Stored data entries
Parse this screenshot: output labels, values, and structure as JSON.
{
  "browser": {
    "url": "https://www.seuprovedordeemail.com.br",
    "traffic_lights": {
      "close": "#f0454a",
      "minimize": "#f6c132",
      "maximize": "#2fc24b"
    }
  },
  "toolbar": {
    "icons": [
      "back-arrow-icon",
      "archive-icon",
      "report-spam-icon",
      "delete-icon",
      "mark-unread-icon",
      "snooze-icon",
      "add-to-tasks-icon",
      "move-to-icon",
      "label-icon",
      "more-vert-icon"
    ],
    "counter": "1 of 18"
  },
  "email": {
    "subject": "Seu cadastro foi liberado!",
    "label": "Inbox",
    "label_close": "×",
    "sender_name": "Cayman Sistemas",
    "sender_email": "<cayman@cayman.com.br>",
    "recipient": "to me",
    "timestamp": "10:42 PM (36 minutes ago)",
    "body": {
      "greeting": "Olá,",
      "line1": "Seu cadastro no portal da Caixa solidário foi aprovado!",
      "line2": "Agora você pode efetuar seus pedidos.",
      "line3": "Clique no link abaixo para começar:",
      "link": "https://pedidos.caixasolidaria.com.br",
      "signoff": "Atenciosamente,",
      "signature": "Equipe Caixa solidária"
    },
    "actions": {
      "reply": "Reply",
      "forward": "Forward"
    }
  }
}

---

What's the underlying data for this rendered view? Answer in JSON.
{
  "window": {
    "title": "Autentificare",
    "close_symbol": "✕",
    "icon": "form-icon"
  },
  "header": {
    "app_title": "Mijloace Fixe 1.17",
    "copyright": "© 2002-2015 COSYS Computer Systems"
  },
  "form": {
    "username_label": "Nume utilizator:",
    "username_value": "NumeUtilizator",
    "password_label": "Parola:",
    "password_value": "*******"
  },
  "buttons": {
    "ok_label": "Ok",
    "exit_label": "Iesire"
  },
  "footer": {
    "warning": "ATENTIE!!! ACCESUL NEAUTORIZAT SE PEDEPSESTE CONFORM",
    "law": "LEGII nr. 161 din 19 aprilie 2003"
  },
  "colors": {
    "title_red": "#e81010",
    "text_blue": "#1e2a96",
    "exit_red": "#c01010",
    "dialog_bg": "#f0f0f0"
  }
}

▶ Exercise brief:
Pull out every line above that holds the word "https".

▶ Answer to this task:
    "url": "https://www.seuprovedordeemail.com.br",
      "link": "https://pedidos.caixasolidaria.com.br",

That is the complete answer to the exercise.